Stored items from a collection
↓
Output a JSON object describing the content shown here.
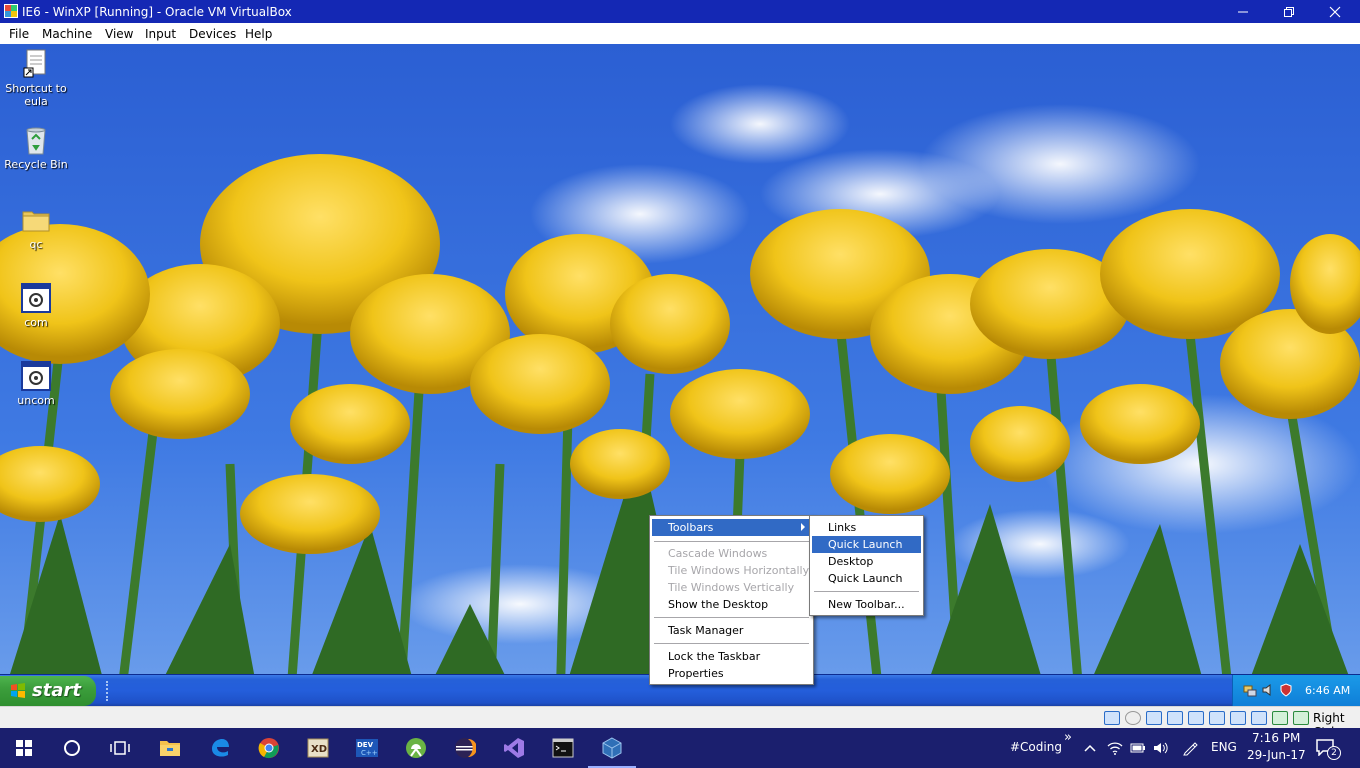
{
  "host_window": {
    "title": "IE6 - WinXP [Running] - Oracle VM VirtualBox",
    "controls": [
      "minimize",
      "restore",
      "close"
    ],
    "menu": [
      "File",
      "Machine",
      "View",
      "Input",
      "Devices",
      "Help"
    ]
  },
  "desktop": {
    "icons": [
      {
        "label": "Shortcut to eula",
        "line1": "Shortcut to",
        "line2": "eula",
        "icon": "document-shortcut-icon"
      },
      {
        "label": "Recycle Bin",
        "line1": "Recycle Bin",
        "line2": "",
        "icon": "recycle-bin-icon"
      },
      {
        "label": "qc",
        "line1": "qc",
        "line2": "",
        "icon": "folder-icon"
      },
      {
        "label": "com",
        "line1": "com",
        "line2": "",
        "icon": "executable-icon"
      },
      {
        "label": "uncom",
        "line1": "uncom",
        "line2": "",
        "icon": "executable-icon"
      }
    ]
  },
  "xp_taskbar": {
    "start_label": "start",
    "clock": "6:46 AM"
  },
  "context_menu": {
    "items": [
      {
        "label": "Toolbars",
        "state": "highlighted",
        "submenu": true
      },
      {
        "label": "Cascade Windows",
        "state": "disabled"
      },
      {
        "label": "Tile Windows Horizontally",
        "state": "disabled"
      },
      {
        "label": "Tile Windows Vertically",
        "state": "disabled"
      },
      {
        "label": "Show the Desktop",
        "state": "enabled"
      },
      {
        "label": "Task Manager",
        "state": "enabled"
      },
      {
        "label": "Lock the Taskbar",
        "state": "enabled"
      },
      {
        "label": "Properties",
        "state": "enabled"
      }
    ]
  },
  "toolbars_submenu": {
    "items": [
      {
        "label": "Links",
        "state": "enabled"
      },
      {
        "label": "Quick Launch",
        "state": "highlighted"
      },
      {
        "label": "Desktop",
        "state": "enabled"
      },
      {
        "label": "Quick Launch",
        "state": "enabled"
      },
      {
        "label": "New Toolbar...",
        "state": "enabled"
      }
    ]
  },
  "vb_status": {
    "host_key": "Right Ctrl"
  },
  "host_taskbar": {
    "apps": [
      "file-explorer",
      "edge",
      "chrome",
      "adobe-xd",
      "dev-cpp",
      "android-studio",
      "eclipse",
      "visual-studio",
      "command-prompt",
      "virtualbox"
    ],
    "toolbar_label": "#Coding",
    "overflow": "»",
    "language": "ENG",
    "time": "7:16 PM",
    "date": "29-Jun-17",
    "notification_count": "2"
  },
  "colors": {
    "title_bar": "#1428b4",
    "xp_taskbar": "#245edb",
    "start_button": "#3c9e3c",
    "menu_highlight": "#316ac5",
    "host_taskbar": "#1b1f6e",
    "sky": "#2d63d6",
    "tulip": "#f0c419"
  }
}
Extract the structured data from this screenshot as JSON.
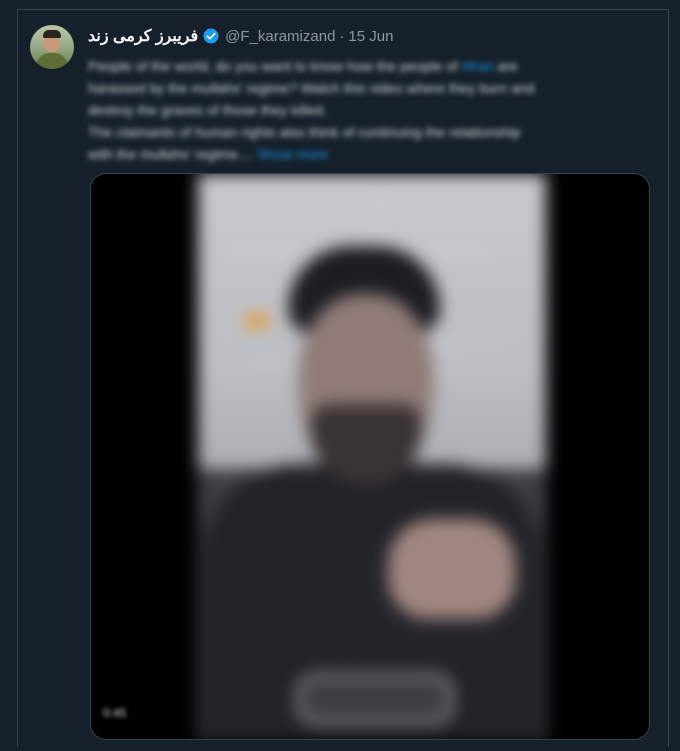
{
  "tweet": {
    "author": {
      "display_name": "فريبرز کرمی زند",
      "handle": "@F_karamizand",
      "verified": true
    },
    "separator": "·",
    "date": "15 Jun",
    "text_lines": [
      "People of the world, do you want to know how the people of #Iran are",
      "harassed by the mullahs' regime? Watch this video where they burn and",
      "destroy the graves of those they killed.",
      "The claimants of human rights also think of continuing the relationship",
      "with the mullahs' regime...."
    ],
    "hashtag": "#Iran",
    "show_more_label": "Show more"
  },
  "media": {
    "duration": "0:45"
  },
  "colors": {
    "background": "#15202b",
    "border": "#38444d",
    "link": "#1d9bf0",
    "secondary_text": "#8b98a5",
    "primary_text": "#f7f9f9"
  },
  "icons": [
    "verified-badge-icon"
  ]
}
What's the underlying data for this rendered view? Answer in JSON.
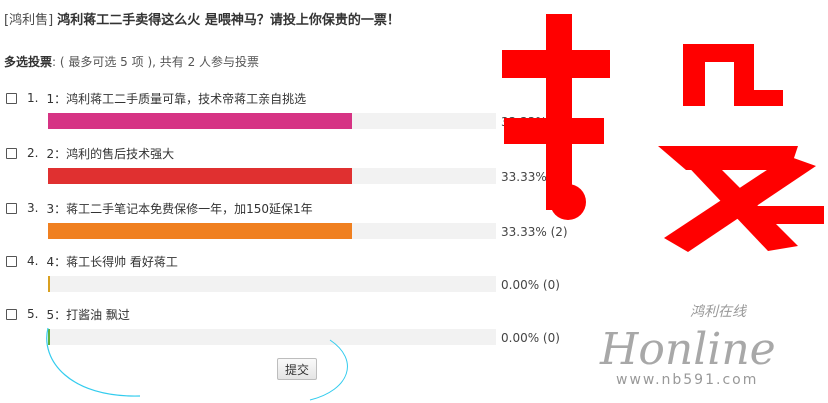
{
  "header": {
    "prefix": "[鸿利售]",
    "title": "鸿利蒋工二手卖得这么火 是喂神马？请投上你保贵的一票！"
  },
  "meta": {
    "label": "多选投票",
    "info": ": ( 最多可选 5 项 ), 共有 2 人参与投票"
  },
  "options": [
    {
      "num": "1.",
      "label": "1：鸿利蒋工二手质量可靠，技术帝蒋工亲自挑选",
      "percent_text": "33.33% (2)",
      "percent": 33.33,
      "color": "#d63384"
    },
    {
      "num": "2.",
      "label": "2：鸿利的售后技术强大",
      "percent_text": "33.33% (2)",
      "percent": 33.33,
      "color": "#e03030"
    },
    {
      "num": "3.",
      "label": "3：蒋工二手笔记本免费保修一年，加150延保1年",
      "percent_text": "33.33% (2)",
      "percent": 33.33,
      "color": "#f08020"
    },
    {
      "num": "4.",
      "label": "4：蒋工长得帅 看好蒋工",
      "percent_text": "0.00% (0)",
      "percent": 0,
      "color": "#d9a020"
    },
    {
      "num": "5.",
      "label": "5：打酱油 飘过",
      "percent_text": "0.00% (0)",
      "percent": 0,
      "color": "#60b040"
    }
  ],
  "submit_label": "提交",
  "decor": {
    "big_char_color": "#ff0000",
    "watermark_script": "鸿利在线",
    "watermark_brand": "Honline",
    "watermark_url": "www.nb591.com"
  }
}
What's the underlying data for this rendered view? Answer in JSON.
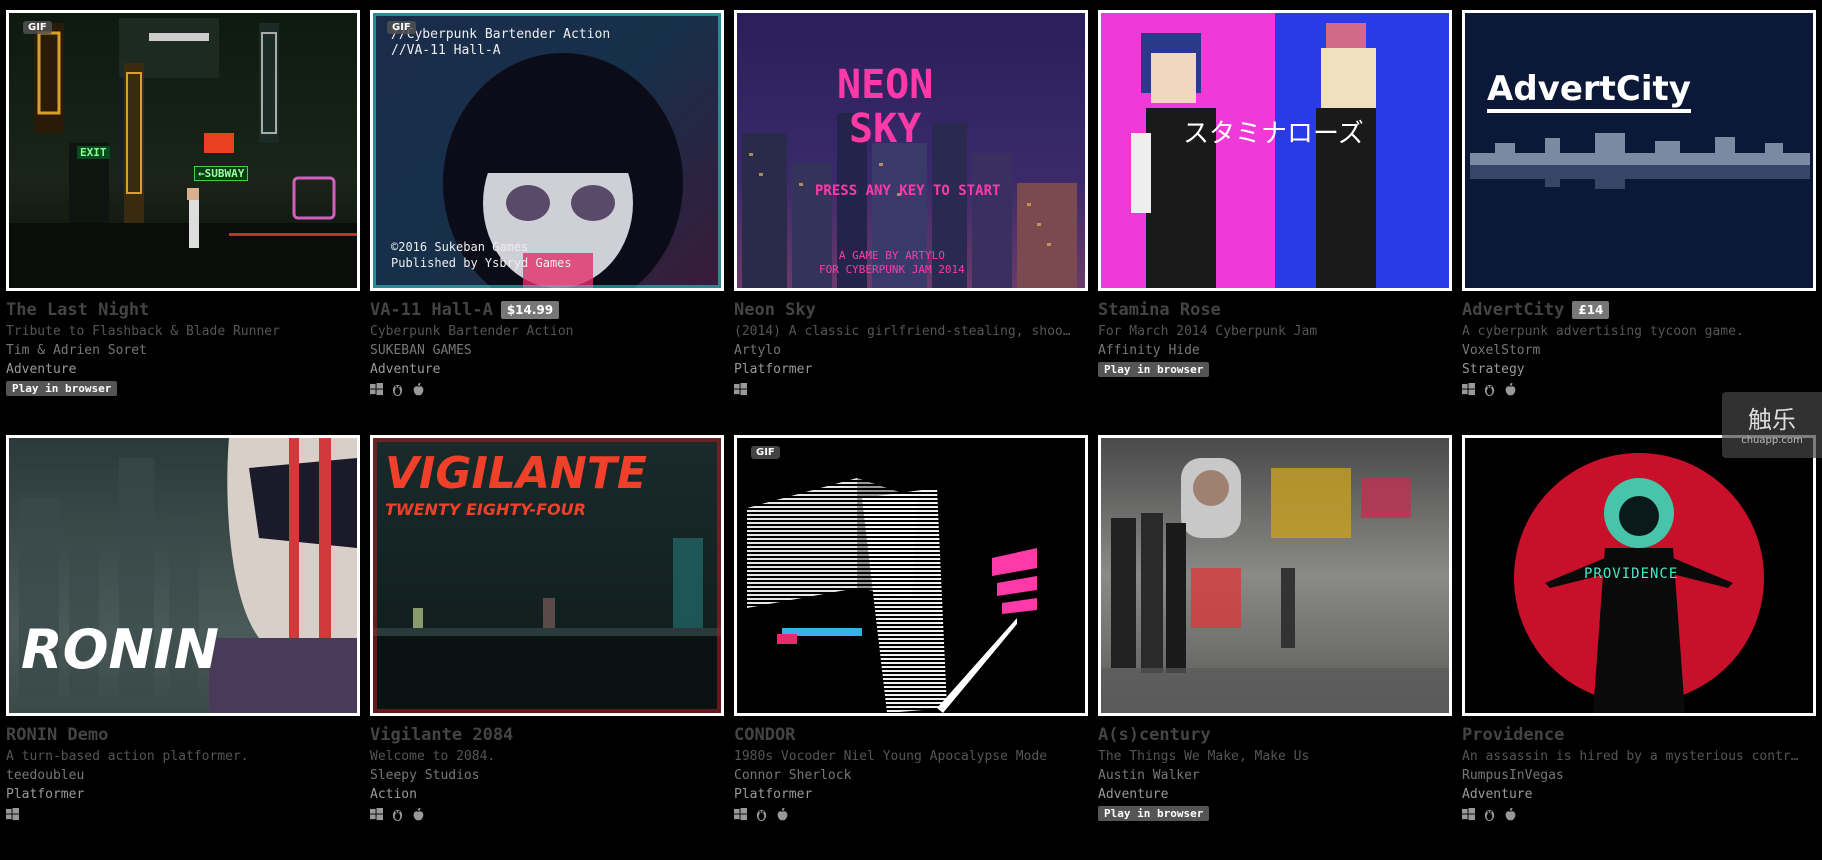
↑
_EXERCISE GOAL_
A faithful copy of the records above is needed, with the pictures left out.

_WRITTEN SOLUTION_
Output a JSON object describing the content shown here.
{
  "host_window": {
    "title": "IE6 - WinXP [Running] - Oracle VM VirtualBox",
    "controls": [
      "minimize",
      "restore",
      "close"
    ],
    "menu": [
      "File",
      "Machine",
      "View",
      "Input",
      "Devices",
      "Help"
    ]
  },
  "desktop": {
    "icons": [
      {
        "label": "Shortcut to eula",
        "line1": "Shortcut to",
        "line2": "eula",
        "icon": "document-shortcut-icon"
      },
      {
        "label": "Recycle Bin",
        "line1": "Recycle Bin",
        "line2": "",
        "icon": "recycle-bin-icon"
      },
      {
        "label": "qc",
        "line1": "qc",
        "line2": "",
        "icon": "folder-icon"
      },
      {
        "label": "com",
        "line1": "com",
        "line2": "",
        "icon": "executable-icon"
      },
      {
        "label": "uncom",
        "line1": "uncom",
        "line2": "",
        "icon": "executable-icon"
      }
    ]
  },
  "xp_taskbar": {
    "start_label": "start",
    "clock": "6:46 AM"
  },
  "context_menu": {
    "items": [
      {
        "label": "Toolbars",
        "state": "highlighted",
        "submenu": true
      },
      {
        "label": "Cascade Windows",
        "state": "disabled"
      },
      {
        "label": "Tile Windows Horizontally",
        "state": "disabled"
      },
      {
        "label": "Tile Windows Vertically",
        "state": "disabled"
      },
      {
        "label": "Show the Desktop",
        "state": "enabled"
      },
      {
        "label": "Task Manager",
        "state": "enabled"
      },
      {
        "label": "Lock the Taskbar",
        "state": "enabled"
      },
      {
        "label": "Properties",
        "state": "enabled"
      }
    ]
  },
  "toolbars_submenu": {
    "items": [
      {
        "label": "Links",
        "state": "enabled"
      },
      {
        "label": "Quick Launch",
        "state": "highlighted"
      },
      {
        "label": "Desktop",
        "state": "enabled"
      },
      {
        "label": "Quick Launch",
        "state": "enabled"
      },
      {
        "label": "New Toolbar...",
        "state": "enabled"
      }
    ]
  },
  "vb_status": {
    "host_key": "Right Ctrl"
  },
  "host_taskbar": {
    "apps": [
      "file-explorer",
      "edge",
      "chrome",
      "adobe-xd",
      "dev-cpp",
      "android-studio",
      "eclipse",
      "visual-studio",
      "command-prompt",
      "virtualbox"
    ],
    "toolbar_label": "#Coding",
    "overflow": "»",
    "language": "ENG",
    "time": "7:16 PM",
    "date": "29-Jun-17",
    "notification_count": "2"
  },
  "colors": {
    "title_bar": "#1428b4",
    "xp_taskbar": "#245edb",
    "start_button": "#3c9e3c",
    "menu_highlight": "#316ac5",
    "host_taskbar": "#1b1f6e",
    "sky": "#2d63d6",
    "tulip": "#f0c419"
  }
}
Extract the structured data from this screenshot as JSON.
{
  "tweet": {
    "author": {
      "display_name": "فريبرز کرمی زند",
      "handle": "@F_karamizand",
      "verified": true
    },
    "separator": "·",
    "date": "15 Jun",
    "text_lines": [
      "People of the world, do you want to know how the people of #Iran are",
      "harassed by the mullahs' regime? Watch this video where they burn and",
      "destroy the graves of those they killed.",
      "The claimants of human rights also think of continuing the relationship",
      "with the mullahs' regime...."
    ],
    "hashtag": "#Iran",
    "show_more_label": "Show more"
  },
  "media": {
    "duration": "0:45"
  },
  "colors": {
    "background": "#15202b",
    "border": "#38444d",
    "link": "#1d9bf0",
    "secondary_text": "#8b98a5",
    "primary_text": "#f7f9f9"
  },
  "icons": [
    "verified-badge-icon"
  ]
}
What's the underlying data for this rendered view? Answer in JSON.
{
  "header": {
    "prefix": "[鸿利售]",
    "title": "鸿利蒋工二手卖得这么火 是喂神马？请投上你保贵的一票！"
  },
  "meta": {
    "label": "多选投票",
    "info": ": ( 最多可选 5 项 ), 共有 2 人参与投票"
  },
  "options": [
    {
      "num": "1.",
      "label": "1：鸿利蒋工二手质量可靠，技术帝蒋工亲自挑选",
      "percent_text": "33.33% (2)",
      "percent": 33.33,
      "color": "#d63384"
    },
    {
      "num": "2.",
      "label": "2：鸿利的售后技术强大",
      "percent_text": "33.33% (2)",
      "percent": 33.33,
      "color": "#e03030"
    },
    {
      "num": "3.",
      "label": "3：蒋工二手笔记本免费保修一年，加150延保1年",
      "percent_text": "33.33% (2)",
      "percent": 33.33,
      "color": "#f08020"
    },
    {
      "num": "4.",
      "label": "4：蒋工长得帅 看好蒋工",
      "percent_text": "0.00% (0)",
      "percent": 0,
      "color": "#d9a020"
    },
    {
      "num": "5.",
      "label": "5：打酱油 飘过",
      "percent_text": "0.00% (0)",
      "percent": 0,
      "color": "#60b040"
    }
  ],
  "submit_label": "提交",
  "decor": {
    "big_char_color": "#ff0000",
    "watermark_script": "鸿利在线",
    "watermark_brand": "Honline",
    "watermark_url": "www.nb591.com"
  }
}
What's the underlying data for this rendered view? Answer in JSON.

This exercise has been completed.